▼▼▼

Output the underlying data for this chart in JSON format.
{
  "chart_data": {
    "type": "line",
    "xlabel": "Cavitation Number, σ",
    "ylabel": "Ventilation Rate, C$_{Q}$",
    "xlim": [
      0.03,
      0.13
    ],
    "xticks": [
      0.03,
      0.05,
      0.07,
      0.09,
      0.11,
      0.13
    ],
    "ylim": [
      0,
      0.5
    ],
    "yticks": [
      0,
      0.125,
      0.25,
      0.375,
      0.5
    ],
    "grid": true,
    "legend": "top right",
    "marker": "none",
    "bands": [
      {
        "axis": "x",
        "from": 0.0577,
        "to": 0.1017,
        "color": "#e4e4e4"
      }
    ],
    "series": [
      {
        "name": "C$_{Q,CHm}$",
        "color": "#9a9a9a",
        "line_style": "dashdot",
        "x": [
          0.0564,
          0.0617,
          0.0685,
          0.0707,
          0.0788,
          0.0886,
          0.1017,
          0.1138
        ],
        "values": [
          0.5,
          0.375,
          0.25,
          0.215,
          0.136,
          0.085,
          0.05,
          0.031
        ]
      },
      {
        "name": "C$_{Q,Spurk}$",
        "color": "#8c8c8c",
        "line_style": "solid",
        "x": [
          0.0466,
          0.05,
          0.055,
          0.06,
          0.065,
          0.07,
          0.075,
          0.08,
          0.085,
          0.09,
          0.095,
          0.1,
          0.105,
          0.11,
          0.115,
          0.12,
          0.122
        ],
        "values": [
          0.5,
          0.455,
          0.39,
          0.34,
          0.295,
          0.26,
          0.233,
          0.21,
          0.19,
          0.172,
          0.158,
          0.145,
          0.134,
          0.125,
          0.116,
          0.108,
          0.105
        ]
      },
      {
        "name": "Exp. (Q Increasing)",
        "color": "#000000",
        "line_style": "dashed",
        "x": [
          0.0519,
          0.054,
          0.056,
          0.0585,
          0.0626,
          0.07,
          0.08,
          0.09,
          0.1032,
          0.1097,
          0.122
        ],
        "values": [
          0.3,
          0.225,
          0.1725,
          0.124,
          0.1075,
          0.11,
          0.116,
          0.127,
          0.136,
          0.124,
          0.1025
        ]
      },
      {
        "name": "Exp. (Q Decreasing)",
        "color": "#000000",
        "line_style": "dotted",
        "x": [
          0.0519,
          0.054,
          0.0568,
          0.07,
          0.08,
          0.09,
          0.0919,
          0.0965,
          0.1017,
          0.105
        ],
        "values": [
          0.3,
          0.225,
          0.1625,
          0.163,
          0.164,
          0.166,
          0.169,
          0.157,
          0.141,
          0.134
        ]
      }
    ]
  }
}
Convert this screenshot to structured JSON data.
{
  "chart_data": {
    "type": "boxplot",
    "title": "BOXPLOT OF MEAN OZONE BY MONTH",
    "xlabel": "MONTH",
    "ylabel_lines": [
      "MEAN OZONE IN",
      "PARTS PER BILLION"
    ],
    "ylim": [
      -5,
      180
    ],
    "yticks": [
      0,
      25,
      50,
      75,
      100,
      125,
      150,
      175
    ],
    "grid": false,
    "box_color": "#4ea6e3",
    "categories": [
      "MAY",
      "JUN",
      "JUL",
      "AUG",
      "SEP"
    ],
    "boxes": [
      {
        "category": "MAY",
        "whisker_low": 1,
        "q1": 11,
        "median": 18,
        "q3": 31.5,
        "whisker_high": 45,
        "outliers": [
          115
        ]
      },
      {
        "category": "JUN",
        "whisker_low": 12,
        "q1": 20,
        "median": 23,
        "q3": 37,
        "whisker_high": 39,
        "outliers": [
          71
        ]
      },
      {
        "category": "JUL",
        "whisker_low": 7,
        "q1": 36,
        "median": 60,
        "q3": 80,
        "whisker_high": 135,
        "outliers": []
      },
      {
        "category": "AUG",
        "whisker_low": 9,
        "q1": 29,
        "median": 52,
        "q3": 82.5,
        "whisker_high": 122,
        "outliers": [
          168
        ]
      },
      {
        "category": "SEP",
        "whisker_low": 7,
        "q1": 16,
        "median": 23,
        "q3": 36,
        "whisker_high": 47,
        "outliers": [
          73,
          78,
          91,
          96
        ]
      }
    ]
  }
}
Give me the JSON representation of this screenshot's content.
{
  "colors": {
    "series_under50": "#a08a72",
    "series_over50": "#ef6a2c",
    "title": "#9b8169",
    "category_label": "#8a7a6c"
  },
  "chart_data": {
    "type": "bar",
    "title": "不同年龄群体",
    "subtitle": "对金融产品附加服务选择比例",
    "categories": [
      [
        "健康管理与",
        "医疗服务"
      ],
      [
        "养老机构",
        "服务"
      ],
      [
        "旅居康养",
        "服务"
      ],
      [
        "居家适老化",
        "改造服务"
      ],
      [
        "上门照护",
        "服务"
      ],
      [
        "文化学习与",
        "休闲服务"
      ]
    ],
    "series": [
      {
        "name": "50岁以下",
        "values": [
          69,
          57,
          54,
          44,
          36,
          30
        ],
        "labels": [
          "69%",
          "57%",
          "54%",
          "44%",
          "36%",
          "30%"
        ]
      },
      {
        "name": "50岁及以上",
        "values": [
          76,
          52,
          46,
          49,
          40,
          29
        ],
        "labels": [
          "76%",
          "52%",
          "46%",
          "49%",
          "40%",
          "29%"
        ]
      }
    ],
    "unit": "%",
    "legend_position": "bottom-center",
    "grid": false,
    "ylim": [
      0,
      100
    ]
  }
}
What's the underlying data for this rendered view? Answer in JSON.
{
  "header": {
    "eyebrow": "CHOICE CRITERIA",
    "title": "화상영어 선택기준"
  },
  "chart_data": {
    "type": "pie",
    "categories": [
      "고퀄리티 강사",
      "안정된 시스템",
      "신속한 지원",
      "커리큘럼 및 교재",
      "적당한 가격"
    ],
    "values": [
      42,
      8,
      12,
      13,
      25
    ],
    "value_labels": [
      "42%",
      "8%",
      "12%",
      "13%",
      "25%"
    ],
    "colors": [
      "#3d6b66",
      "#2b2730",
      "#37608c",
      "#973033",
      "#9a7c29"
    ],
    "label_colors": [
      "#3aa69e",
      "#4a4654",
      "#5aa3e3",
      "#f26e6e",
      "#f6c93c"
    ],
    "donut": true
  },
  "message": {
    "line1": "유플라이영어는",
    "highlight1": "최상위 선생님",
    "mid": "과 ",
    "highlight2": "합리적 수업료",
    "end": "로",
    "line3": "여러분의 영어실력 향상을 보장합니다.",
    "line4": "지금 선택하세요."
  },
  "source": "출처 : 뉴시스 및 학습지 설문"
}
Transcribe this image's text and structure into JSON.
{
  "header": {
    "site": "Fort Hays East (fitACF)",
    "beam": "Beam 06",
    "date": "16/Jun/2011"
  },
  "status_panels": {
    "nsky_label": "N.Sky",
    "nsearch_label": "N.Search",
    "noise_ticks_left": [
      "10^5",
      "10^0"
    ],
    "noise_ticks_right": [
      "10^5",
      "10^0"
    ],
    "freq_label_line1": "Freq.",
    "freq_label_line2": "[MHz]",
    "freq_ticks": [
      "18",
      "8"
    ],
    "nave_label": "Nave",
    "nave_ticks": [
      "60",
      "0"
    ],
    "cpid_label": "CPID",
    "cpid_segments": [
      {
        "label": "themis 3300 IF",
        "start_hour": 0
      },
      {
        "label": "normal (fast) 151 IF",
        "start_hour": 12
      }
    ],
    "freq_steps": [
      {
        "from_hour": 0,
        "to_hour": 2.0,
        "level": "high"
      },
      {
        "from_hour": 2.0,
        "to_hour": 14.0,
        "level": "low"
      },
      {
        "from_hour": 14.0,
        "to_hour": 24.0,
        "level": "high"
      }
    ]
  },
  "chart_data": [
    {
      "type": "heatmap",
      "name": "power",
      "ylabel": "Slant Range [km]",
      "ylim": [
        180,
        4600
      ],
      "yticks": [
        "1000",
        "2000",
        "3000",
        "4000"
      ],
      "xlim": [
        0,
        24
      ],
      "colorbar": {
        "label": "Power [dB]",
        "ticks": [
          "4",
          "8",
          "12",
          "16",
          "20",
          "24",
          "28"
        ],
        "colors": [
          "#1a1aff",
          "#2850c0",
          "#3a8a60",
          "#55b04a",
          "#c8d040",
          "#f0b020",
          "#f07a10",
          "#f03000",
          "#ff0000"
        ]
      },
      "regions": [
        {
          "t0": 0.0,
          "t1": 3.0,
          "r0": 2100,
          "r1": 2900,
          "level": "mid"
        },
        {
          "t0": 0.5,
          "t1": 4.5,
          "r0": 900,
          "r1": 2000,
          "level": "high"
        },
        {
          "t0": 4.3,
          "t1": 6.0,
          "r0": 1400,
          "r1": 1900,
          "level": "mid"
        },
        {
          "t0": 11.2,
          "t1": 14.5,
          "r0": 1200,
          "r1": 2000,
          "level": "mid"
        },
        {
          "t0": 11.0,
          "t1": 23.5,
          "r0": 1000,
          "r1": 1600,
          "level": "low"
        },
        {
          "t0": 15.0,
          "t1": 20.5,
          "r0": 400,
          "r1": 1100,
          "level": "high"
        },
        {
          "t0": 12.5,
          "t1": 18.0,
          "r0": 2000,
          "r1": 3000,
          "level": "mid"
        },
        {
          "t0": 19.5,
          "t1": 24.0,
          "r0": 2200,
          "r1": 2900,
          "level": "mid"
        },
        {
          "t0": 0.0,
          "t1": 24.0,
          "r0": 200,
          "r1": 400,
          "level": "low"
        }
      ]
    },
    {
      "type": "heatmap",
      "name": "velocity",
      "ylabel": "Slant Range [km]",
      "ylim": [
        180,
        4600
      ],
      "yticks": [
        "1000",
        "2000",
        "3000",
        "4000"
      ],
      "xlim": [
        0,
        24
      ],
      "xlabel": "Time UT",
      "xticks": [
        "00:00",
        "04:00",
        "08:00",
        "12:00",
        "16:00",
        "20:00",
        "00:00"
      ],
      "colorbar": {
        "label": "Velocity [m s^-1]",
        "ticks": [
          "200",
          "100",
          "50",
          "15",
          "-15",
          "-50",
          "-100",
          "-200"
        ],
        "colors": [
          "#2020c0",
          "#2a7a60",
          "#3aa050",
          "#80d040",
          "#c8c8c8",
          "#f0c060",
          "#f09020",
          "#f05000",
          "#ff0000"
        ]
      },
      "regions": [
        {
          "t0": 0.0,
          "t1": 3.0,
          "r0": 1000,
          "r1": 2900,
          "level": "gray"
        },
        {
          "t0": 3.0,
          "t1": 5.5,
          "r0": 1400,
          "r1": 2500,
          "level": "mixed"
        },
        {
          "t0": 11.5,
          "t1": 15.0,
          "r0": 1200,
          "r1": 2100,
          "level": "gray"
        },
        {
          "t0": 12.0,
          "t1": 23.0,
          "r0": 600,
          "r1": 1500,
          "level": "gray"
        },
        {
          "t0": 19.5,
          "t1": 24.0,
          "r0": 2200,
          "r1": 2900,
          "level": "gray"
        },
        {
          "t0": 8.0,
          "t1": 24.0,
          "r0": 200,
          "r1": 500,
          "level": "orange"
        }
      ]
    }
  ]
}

▲▲▲

■ Direction:
From the entries, report each line that includes the word "underlying".

■ Result for this task:
Output the underlying data for this chart in JSON format.
What's the underlying data for this rendered view? Answer in JSON.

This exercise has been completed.